▸ **WHAT YOU WILL DO**
Scan the material and copy every line in which "Unnamed" appears.
## Begin PROVIDED INFORMATION
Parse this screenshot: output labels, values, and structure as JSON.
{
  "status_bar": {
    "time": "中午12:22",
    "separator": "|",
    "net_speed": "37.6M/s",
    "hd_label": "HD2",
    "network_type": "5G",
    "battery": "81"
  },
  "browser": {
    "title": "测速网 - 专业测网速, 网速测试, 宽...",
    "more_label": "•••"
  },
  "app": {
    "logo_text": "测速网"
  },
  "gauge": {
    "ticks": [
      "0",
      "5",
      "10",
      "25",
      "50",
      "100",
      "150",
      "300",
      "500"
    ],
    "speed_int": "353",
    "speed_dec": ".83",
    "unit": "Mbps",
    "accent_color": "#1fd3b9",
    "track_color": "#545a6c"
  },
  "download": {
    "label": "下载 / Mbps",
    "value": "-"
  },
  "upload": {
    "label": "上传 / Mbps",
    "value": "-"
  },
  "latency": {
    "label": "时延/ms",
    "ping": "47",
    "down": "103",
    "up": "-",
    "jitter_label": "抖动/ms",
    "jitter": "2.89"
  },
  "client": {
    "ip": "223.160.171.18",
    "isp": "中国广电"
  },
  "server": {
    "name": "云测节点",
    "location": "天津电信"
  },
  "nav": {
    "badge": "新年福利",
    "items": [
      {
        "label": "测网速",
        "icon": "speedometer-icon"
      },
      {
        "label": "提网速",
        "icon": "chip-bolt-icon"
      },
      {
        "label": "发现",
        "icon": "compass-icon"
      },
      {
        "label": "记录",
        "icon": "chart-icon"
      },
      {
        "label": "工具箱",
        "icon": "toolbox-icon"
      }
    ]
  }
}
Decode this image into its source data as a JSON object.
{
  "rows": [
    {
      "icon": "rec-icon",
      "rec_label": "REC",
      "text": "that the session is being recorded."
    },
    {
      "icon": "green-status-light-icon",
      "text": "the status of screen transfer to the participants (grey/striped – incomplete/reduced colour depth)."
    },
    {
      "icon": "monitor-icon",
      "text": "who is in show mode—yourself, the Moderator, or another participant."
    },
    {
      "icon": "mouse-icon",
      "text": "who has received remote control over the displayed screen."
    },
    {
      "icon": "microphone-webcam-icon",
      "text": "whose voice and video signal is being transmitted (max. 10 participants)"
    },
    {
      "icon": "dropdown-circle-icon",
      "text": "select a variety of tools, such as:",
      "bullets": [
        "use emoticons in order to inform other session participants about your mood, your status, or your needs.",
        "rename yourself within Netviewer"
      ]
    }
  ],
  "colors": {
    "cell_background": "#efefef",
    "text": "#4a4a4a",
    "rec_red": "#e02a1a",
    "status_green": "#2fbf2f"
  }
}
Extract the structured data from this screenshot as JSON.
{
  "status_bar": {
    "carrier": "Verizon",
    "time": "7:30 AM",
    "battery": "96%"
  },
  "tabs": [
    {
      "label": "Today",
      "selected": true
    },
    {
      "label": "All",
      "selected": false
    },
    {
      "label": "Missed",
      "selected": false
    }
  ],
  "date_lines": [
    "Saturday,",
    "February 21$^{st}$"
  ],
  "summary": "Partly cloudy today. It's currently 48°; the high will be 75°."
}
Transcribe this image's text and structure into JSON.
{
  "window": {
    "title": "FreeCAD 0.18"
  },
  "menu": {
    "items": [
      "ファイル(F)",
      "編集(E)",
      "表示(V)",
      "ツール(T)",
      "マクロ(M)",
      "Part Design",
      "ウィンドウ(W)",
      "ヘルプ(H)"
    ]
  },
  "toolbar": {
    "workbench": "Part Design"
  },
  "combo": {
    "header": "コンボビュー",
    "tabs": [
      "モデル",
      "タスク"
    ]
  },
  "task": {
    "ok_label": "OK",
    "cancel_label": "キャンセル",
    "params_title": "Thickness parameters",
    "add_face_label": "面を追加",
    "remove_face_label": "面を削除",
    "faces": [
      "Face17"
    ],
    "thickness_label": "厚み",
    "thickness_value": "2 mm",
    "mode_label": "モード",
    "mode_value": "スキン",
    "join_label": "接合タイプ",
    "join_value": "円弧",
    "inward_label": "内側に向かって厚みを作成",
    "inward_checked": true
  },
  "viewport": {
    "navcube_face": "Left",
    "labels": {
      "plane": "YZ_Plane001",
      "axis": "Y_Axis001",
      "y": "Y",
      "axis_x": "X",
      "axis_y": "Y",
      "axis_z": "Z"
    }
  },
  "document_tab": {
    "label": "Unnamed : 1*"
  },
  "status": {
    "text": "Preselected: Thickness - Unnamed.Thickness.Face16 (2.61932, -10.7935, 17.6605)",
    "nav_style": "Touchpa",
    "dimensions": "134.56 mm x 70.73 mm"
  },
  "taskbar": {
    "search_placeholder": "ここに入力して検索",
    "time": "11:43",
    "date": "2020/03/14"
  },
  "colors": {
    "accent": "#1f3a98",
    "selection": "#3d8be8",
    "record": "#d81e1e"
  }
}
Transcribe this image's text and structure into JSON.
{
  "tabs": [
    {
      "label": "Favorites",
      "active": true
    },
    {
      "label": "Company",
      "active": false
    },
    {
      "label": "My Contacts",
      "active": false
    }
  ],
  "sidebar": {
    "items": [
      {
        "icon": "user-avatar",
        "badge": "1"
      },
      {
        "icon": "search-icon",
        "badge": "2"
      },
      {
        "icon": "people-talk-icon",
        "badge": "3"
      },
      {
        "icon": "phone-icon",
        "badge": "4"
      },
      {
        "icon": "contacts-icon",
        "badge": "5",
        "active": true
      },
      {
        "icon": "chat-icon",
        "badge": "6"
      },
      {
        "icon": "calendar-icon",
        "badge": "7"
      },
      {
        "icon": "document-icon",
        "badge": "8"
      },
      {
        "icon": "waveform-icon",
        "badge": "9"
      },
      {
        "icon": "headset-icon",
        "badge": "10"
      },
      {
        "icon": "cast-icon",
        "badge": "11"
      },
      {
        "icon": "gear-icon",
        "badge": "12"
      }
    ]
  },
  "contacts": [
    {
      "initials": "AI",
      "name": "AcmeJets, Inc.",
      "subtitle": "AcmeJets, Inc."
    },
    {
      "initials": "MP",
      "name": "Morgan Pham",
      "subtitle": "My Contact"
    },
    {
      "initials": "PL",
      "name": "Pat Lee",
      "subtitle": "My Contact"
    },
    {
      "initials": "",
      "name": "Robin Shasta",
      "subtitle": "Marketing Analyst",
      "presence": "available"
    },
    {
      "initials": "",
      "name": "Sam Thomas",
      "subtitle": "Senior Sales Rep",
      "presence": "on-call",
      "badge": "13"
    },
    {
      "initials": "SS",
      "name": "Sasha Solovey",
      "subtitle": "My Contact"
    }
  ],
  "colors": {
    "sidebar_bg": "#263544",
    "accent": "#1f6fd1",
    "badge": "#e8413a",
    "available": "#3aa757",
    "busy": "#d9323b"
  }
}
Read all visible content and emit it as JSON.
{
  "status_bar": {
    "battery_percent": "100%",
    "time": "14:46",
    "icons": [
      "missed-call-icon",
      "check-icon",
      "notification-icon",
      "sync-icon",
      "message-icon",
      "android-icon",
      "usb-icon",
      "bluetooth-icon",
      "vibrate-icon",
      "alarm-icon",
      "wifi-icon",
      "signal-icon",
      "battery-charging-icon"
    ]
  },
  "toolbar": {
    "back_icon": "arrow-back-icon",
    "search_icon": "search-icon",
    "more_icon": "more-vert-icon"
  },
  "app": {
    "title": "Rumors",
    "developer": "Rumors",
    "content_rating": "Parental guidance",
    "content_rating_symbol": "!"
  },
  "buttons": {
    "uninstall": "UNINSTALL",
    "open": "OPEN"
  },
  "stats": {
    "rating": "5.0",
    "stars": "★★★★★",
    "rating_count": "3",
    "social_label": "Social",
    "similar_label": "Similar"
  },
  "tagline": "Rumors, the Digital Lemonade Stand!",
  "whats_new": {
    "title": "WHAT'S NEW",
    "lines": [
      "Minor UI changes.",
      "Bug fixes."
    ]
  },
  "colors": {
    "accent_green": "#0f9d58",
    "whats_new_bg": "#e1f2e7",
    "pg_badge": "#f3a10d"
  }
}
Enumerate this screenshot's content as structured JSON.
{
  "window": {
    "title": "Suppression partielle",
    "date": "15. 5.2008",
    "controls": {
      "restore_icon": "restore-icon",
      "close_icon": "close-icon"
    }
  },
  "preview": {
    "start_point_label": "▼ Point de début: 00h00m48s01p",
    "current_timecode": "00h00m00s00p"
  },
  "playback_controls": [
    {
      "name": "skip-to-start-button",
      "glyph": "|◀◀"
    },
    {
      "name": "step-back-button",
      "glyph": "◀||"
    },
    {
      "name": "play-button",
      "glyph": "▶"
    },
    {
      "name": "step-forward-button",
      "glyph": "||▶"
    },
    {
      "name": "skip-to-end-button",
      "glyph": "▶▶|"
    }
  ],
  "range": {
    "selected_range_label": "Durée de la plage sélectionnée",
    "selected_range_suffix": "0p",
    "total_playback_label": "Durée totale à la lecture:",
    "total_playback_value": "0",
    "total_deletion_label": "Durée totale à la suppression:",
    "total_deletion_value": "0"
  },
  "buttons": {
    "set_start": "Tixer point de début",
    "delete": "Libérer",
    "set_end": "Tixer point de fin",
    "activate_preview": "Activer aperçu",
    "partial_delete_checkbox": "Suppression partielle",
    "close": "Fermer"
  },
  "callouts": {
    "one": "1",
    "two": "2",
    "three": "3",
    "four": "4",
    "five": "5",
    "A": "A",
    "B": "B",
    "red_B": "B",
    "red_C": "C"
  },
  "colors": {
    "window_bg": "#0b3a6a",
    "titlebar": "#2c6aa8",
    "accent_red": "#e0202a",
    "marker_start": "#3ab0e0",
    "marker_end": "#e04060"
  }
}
## End PROVIDED INFORMATION
▸ **SOLVED PROBLEM**
    "label": "Unnamed : 1*"
    "text": "Preselected: Thickness - Unnamed.Thickness.Face16 (2.61932, -10.7935, 17.6605)",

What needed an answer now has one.